Short exercise: Starting at the first item and ending at the line that contains "staticText: Login xyxy=(166,747,218,772)", give these lines as a numbered list, leaving out any blank lines.

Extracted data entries

################

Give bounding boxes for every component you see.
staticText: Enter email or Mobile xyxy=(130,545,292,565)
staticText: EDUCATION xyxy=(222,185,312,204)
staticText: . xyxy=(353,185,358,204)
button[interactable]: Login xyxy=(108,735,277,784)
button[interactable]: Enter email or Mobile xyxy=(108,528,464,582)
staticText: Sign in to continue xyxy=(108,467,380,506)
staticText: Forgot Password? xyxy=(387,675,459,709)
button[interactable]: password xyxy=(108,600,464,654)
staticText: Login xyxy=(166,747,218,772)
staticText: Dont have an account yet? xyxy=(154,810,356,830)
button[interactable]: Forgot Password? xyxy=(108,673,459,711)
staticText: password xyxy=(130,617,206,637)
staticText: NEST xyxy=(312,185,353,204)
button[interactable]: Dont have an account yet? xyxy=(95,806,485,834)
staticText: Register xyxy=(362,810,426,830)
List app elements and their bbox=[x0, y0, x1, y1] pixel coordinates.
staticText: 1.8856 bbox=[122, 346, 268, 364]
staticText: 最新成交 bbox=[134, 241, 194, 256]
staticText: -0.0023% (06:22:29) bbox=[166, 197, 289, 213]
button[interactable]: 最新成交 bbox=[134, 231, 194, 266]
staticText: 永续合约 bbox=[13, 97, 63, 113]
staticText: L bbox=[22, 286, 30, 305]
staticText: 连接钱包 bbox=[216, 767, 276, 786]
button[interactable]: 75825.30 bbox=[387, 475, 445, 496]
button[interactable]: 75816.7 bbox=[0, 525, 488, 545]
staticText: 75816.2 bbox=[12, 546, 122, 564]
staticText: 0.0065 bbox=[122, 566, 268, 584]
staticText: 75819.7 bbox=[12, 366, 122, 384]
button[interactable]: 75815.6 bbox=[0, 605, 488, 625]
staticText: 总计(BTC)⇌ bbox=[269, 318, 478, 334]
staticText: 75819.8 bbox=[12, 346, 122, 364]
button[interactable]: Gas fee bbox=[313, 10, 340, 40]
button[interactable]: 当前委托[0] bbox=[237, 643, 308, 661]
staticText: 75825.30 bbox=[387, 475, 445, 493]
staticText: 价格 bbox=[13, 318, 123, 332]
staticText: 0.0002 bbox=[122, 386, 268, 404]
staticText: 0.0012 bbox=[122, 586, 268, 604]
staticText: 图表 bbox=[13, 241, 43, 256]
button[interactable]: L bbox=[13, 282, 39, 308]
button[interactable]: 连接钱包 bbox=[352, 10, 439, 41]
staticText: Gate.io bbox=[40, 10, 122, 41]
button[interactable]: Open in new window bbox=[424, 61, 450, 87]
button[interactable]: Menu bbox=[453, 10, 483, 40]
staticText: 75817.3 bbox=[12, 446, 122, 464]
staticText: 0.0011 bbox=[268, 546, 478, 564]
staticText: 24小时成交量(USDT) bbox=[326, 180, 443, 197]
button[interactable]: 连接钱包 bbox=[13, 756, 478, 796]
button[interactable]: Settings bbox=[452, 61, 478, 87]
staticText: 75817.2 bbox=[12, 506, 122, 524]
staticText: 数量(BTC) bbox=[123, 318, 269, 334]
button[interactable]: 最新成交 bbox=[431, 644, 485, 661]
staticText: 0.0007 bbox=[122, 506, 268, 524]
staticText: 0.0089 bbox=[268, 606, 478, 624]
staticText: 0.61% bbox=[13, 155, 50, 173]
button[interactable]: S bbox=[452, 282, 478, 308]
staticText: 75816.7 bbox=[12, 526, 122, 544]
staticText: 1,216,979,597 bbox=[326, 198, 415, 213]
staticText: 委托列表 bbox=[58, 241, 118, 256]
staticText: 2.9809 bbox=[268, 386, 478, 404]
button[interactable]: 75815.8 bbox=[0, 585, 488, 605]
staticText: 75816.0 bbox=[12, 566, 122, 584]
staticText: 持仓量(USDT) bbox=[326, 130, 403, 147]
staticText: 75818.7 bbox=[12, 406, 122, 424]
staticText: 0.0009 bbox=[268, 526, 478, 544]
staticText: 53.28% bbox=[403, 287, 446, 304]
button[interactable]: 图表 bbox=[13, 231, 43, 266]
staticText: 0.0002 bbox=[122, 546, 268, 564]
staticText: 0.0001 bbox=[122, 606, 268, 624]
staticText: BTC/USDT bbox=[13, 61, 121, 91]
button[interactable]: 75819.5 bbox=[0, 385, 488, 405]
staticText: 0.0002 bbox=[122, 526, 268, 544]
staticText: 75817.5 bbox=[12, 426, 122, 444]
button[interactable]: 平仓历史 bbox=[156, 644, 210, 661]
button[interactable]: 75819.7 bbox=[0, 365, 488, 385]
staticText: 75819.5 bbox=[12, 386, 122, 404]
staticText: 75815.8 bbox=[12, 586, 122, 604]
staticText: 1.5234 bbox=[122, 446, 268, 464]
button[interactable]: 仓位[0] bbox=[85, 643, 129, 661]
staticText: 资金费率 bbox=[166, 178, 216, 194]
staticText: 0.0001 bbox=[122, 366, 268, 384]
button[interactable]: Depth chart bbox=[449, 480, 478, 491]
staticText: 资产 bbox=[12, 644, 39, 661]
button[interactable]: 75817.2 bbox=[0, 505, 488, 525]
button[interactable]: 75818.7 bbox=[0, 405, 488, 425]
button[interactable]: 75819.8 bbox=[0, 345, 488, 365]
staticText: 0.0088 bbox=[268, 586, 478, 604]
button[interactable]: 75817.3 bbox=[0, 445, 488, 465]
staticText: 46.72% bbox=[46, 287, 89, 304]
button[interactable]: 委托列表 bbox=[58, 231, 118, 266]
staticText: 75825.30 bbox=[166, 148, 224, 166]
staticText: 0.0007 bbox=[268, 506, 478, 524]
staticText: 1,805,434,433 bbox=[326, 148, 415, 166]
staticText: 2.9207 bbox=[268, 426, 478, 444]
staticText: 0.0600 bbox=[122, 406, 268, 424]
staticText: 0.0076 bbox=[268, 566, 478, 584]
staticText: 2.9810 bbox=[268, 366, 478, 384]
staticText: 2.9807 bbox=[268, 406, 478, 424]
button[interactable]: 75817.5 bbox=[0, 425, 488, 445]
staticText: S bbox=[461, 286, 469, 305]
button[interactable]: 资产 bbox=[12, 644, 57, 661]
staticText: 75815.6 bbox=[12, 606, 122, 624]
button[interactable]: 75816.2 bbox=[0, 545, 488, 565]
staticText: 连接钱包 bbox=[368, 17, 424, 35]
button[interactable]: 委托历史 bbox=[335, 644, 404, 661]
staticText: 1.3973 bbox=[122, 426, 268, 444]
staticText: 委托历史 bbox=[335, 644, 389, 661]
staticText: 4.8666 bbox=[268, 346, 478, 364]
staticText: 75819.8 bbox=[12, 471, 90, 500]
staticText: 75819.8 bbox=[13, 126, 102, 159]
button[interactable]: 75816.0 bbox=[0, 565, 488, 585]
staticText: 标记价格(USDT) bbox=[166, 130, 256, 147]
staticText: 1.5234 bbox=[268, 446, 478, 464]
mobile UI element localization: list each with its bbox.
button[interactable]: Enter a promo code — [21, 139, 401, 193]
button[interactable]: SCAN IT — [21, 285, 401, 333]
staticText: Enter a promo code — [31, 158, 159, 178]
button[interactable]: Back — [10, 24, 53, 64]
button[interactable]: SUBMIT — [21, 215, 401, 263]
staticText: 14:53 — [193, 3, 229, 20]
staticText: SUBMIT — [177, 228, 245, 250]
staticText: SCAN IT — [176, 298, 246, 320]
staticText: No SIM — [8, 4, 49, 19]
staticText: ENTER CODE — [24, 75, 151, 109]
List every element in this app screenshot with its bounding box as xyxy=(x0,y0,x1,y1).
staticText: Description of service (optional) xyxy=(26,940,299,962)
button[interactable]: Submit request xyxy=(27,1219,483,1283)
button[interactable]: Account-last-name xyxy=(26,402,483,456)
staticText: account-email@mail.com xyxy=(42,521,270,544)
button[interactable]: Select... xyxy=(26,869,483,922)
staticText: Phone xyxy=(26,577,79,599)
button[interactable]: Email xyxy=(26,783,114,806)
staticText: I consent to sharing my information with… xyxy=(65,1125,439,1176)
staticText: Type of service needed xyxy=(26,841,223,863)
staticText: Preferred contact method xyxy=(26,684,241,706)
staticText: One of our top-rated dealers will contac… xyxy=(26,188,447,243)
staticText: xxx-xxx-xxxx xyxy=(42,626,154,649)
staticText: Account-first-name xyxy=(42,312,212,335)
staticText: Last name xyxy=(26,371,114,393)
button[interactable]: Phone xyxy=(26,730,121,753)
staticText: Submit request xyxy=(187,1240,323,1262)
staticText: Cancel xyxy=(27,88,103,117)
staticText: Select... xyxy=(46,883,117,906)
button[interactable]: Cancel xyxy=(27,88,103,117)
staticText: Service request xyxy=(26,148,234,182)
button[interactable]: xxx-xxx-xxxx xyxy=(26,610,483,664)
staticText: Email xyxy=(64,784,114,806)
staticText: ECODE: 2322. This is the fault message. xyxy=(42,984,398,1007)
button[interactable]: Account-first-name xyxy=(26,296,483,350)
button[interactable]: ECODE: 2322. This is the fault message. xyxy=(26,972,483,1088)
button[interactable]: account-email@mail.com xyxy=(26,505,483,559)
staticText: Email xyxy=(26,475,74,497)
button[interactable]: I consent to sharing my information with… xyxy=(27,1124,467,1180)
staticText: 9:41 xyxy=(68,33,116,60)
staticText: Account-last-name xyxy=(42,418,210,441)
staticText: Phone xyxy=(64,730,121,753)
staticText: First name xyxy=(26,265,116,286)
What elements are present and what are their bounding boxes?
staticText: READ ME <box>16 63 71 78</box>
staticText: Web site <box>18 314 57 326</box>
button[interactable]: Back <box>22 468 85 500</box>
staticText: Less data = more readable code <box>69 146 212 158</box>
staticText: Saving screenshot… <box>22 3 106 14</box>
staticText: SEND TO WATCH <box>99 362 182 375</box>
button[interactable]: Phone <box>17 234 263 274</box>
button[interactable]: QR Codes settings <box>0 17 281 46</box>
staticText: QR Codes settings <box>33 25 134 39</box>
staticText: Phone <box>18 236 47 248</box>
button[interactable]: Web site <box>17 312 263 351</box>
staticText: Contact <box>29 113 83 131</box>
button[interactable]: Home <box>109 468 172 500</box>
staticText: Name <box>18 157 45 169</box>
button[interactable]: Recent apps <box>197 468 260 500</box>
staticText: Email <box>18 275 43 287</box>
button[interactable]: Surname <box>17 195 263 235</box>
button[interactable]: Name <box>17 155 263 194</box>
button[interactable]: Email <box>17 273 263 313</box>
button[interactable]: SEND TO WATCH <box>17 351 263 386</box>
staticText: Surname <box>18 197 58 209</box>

################

Answer to this task:
1. Give bounding boxes for every component you see.
2. staticText: Enter email or Mobile xyxy=(130,545,292,565)
3. staticText: EDUCATION xyxy=(222,185,312,204)
4. staticText: . xyxy=(353,185,358,204)
5. button[interactable]: Login xyxy=(108,735,277,784)
6. button[interactable]: Enter email or Mobile xyxy=(108,528,464,582)
7. staticText: Sign in to continue xyxy=(108,467,380,506)
8. staticText: Forgot Password? xyxy=(387,675,459,709)
9. button[interactable]: password xyxy=(108,600,464,654)
10. staticText: Login xyxy=(166,747,218,772)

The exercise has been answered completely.